### Exercise data ###

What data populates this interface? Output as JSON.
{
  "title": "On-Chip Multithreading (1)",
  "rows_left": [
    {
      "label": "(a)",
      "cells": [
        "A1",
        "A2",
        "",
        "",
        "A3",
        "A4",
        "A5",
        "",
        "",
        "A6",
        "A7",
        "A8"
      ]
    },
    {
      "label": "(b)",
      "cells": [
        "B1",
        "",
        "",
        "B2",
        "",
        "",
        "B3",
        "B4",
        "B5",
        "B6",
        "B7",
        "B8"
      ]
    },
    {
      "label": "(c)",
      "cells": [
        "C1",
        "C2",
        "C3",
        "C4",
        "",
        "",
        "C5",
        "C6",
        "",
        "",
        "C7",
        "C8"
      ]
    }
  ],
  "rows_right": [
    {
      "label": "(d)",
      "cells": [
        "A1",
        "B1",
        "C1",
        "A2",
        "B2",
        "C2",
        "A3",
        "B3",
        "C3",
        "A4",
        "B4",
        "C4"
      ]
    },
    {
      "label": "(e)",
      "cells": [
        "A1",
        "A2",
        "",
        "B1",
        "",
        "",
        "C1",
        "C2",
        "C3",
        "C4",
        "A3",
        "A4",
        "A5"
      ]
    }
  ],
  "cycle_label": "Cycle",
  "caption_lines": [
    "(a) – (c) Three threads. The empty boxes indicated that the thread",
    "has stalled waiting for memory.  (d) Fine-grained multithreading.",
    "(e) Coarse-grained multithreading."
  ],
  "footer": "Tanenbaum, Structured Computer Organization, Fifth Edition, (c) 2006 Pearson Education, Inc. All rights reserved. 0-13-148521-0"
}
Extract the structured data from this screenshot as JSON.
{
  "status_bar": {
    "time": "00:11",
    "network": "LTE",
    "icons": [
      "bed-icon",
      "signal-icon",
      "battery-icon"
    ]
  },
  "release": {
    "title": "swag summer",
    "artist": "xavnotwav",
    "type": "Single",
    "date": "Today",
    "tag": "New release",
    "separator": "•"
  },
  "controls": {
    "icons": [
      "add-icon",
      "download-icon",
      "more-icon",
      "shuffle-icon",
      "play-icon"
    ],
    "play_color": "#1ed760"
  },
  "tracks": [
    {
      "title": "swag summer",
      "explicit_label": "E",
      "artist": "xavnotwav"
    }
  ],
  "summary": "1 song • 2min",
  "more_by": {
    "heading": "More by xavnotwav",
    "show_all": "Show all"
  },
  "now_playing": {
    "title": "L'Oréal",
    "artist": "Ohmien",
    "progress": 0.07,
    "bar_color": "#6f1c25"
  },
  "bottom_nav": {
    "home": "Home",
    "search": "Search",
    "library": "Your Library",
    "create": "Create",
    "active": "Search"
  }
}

###

• Exercise brief: Give an exact copy of all the data shown above.

• The answer:
What data populates this interface? Output as JSON.
{
  "title": "On-Chip Multithreading (1)",
  "rows_left": [
    {
      "label": "(a)",
      "cells": [
        "A1",
        "A2",
        "",
        "",
        "A3",
        "A4",
        "A5",
        "",
        "",
        "A6",
        "A7",
        "A8"
      ]
    },
    {
      "label": "(b)",
      "cells": [
        "B1",
        "",
        "",
        "B2",
        "",
        "",
        "B3",
        "B4",
        "B5",
        "B6",
        "B7",
        "B8"
      ]
    },
    {
      "label": "(c)",
      "cells": [
        "C1",
        "C2",
        "C3",
        "C4",
        "",
        "",
        "C5",
        "C6",
        "",
        "",
        "C7",
        "C8"
      ]
    }
  ],
  "rows_right": [
    {
      "label": "(d)",
      "cells": [
        "A1",
        "B1",
        "C1",
        "A2",
        "B2",
        "C2",
        "A3",
        "B3",
        "C3",
        "A4",
        "B4",
        "C4"
      ]
    },
    {
      "label": "(e)",
      "cells": [
        "A1",
        "A2",
        "",
        "B1",
        "",
        "",
        "C1",
        "C2",
        "C3",
        "C4",
        "A3",
        "A4",
        "A5"
      ]
    }
  ],
  "cycle_label": "Cycle",
  "caption_lines": [
    "(a) – (c) Three threads. The empty boxes indicated that the thread",
    "has stalled waiting for memory.  (d) Fine-grained multithreading.",
    "(e) Coarse-grained multithreading."
  ],
  "footer": "Tanenbaum, Structured Computer Organization, Fifth Edition, (c) 2006 Pearson Education, Inc. All rights reserved. 0-13-148521-0"
}
Extract the structured data from this screenshot as JSON.
{
  "status_bar": {
    "time": "00:11",
    "network": "LTE",
    "icons": [
      "bed-icon",
      "signal-icon",
      "battery-icon"
    ]
  },
  "release": {
    "title": "swag summer",
    "artist": "xavnotwav",
    "type": "Single",
    "date": "Today",
    "tag": "New release",
    "separator": "•"
  },
  "controls": {
    "icons": [
      "add-icon",
      "download-icon",
      "more-icon",
      "shuffle-icon",
      "play-icon"
    ],
    "play_color": "#1ed760"
  },
  "tracks": [
    {
      "title": "swag summer",
      "explicit_label": "E",
      "artist": "xavnotwav"
    }
  ],
  "summary": "1 song • 2min",
  "more_by": {
    "heading": "More by xavnotwav",
    "show_all": "Show all"
  },
  "now_playing": {
    "title": "L'Oréal",
    "artist": "Ohmien",
    "progress": 0.07,
    "bar_color": "#6f1c25"
  },
  "bottom_nav": {
    "home": "Home",
    "search": "Search",
    "library": "Your Library",
    "create": "Create",
    "active": "Search"
  }
}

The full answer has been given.